Task details ▸ Go through the material below and copy all lines with "sigma".
-- Begin Entries provided --
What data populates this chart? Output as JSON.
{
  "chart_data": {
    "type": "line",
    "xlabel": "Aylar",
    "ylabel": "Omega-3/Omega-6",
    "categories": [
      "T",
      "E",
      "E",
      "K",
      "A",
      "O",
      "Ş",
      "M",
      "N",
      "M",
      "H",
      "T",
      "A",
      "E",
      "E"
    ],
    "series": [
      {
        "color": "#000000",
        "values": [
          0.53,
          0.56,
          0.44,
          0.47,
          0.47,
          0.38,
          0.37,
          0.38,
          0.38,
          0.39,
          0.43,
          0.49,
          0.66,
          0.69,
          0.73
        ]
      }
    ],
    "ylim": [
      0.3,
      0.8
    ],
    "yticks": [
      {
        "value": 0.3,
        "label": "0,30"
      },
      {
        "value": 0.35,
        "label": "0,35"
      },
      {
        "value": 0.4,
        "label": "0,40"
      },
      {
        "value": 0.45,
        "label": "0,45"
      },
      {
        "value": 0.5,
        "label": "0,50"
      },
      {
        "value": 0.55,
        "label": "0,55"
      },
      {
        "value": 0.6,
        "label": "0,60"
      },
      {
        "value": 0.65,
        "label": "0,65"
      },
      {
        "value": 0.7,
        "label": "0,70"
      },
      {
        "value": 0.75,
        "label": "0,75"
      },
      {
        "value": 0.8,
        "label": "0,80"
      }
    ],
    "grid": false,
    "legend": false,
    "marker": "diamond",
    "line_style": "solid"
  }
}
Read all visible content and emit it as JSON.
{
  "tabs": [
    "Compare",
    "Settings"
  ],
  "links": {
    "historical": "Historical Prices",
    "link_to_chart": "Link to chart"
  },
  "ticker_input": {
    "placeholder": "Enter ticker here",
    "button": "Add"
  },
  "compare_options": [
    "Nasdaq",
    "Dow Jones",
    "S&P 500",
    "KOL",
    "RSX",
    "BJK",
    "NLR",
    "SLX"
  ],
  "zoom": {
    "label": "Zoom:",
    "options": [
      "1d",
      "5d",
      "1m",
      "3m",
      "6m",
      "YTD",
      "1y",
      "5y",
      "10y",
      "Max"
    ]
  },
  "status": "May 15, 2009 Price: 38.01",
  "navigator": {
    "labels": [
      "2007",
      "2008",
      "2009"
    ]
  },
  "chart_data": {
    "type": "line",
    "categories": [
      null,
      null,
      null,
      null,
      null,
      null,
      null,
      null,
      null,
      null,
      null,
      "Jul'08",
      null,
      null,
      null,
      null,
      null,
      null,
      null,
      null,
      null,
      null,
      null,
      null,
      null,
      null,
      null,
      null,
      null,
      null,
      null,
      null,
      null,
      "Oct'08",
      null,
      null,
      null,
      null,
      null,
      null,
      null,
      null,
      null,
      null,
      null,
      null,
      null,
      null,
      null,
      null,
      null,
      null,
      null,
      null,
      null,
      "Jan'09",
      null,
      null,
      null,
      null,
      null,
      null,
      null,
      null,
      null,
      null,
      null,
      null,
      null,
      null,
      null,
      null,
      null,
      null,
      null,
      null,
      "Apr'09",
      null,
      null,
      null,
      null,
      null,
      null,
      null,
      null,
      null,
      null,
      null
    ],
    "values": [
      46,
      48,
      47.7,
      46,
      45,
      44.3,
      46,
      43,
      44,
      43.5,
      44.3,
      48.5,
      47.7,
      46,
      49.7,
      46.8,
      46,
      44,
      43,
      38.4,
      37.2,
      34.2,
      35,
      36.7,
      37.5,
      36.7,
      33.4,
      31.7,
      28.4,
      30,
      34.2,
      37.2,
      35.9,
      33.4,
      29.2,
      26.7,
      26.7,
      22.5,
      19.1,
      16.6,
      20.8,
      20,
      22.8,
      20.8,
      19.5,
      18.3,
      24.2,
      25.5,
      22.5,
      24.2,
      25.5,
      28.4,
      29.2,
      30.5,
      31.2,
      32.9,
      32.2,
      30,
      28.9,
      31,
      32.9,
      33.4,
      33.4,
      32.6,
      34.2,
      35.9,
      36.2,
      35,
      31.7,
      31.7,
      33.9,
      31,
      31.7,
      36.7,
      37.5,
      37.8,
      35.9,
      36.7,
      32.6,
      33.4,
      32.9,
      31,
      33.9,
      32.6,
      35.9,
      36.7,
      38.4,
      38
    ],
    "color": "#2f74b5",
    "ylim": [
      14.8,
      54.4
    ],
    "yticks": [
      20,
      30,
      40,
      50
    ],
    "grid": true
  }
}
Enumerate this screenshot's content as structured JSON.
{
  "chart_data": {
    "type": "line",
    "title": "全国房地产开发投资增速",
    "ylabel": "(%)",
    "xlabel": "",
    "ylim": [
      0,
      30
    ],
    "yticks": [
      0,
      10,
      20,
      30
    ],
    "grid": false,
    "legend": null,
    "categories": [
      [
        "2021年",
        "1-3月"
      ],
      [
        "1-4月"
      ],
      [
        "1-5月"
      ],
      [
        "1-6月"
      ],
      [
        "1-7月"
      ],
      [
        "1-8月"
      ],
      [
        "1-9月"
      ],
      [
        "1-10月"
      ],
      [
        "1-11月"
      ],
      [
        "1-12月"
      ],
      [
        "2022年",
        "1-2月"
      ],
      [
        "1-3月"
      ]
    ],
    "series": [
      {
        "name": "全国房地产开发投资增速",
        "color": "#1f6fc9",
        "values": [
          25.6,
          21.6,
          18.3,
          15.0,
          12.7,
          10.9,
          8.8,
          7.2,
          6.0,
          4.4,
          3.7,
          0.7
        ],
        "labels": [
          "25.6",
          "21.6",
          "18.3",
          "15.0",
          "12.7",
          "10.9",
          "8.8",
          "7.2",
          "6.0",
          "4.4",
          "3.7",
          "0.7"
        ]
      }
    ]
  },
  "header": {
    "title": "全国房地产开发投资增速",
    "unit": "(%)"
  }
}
-- End Entries provided --
-- Begin Entries provided --
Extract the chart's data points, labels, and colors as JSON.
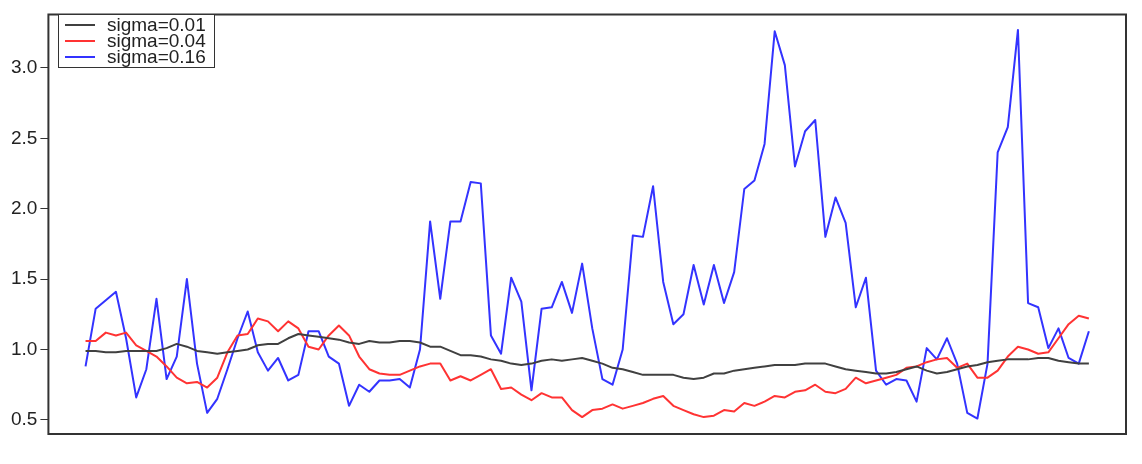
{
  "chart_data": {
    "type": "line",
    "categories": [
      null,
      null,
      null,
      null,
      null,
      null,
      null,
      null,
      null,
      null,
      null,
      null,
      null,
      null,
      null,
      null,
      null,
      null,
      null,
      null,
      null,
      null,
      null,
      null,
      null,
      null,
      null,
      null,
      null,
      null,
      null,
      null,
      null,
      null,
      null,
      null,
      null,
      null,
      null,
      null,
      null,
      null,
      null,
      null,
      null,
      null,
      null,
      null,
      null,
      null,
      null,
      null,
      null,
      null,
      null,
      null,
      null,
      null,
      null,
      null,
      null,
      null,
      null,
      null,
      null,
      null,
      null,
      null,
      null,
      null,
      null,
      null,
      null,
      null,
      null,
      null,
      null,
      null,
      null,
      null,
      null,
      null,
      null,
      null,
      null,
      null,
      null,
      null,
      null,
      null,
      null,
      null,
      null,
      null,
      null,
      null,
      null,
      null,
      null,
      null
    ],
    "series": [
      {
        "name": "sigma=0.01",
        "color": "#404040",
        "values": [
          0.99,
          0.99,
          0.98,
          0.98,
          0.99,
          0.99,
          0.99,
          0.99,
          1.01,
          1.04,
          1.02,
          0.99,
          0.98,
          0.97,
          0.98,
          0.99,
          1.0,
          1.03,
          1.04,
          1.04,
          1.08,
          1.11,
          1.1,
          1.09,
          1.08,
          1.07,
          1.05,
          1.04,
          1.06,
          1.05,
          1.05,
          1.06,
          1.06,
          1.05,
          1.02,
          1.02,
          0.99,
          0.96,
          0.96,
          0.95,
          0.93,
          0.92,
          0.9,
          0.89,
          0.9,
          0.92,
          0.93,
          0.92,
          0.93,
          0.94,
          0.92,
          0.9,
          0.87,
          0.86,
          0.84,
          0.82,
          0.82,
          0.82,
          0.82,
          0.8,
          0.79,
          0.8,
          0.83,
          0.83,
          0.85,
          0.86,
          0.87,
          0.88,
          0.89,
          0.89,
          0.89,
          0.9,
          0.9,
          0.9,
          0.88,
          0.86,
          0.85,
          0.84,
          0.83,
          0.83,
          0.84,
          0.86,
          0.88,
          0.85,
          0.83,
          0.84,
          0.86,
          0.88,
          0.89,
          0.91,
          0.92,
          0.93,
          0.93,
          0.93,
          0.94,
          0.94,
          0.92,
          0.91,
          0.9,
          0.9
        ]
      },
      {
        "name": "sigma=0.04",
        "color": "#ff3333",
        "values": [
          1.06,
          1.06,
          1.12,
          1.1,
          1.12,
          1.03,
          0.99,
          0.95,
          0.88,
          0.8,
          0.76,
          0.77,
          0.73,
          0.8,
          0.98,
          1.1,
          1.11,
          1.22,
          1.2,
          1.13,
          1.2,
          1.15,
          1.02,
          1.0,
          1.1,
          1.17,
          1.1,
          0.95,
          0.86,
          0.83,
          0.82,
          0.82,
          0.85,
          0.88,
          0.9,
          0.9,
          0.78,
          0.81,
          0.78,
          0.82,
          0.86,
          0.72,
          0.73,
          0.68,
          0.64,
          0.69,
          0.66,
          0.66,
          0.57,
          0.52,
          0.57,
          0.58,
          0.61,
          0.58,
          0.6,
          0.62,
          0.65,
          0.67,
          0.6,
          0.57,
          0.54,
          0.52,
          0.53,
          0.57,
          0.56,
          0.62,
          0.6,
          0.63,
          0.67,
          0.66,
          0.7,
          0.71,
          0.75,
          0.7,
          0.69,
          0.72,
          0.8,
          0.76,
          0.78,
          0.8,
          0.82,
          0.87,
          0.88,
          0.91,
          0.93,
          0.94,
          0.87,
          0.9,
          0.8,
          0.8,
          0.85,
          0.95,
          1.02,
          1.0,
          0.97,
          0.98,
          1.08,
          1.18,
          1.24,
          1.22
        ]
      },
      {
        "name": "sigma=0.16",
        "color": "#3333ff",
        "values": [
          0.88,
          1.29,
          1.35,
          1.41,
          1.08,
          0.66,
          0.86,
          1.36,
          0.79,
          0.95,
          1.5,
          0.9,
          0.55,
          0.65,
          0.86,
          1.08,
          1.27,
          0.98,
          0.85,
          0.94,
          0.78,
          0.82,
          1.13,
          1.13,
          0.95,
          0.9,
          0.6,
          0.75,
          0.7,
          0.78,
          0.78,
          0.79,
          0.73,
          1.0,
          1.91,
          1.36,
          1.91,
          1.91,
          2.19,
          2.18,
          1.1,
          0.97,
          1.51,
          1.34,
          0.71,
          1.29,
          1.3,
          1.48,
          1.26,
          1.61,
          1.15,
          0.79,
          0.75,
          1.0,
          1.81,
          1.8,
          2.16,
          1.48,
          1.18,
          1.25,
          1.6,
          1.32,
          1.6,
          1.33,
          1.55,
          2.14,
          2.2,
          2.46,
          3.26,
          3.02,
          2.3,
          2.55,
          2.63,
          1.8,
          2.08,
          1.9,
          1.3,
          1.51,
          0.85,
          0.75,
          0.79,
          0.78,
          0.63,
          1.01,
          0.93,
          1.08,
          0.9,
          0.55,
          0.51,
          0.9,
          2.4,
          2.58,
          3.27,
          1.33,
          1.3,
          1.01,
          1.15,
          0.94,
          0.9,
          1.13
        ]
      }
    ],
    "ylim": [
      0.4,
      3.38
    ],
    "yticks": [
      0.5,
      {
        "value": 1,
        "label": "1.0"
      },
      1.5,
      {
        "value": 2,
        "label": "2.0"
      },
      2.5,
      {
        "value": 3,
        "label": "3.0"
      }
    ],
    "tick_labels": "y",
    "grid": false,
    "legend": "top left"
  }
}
-- End Entries provided --
Written answer ▸
        "name": "sigma=0.01",
        "name": "sigma=0.04",
        "name": "sigma=0.16",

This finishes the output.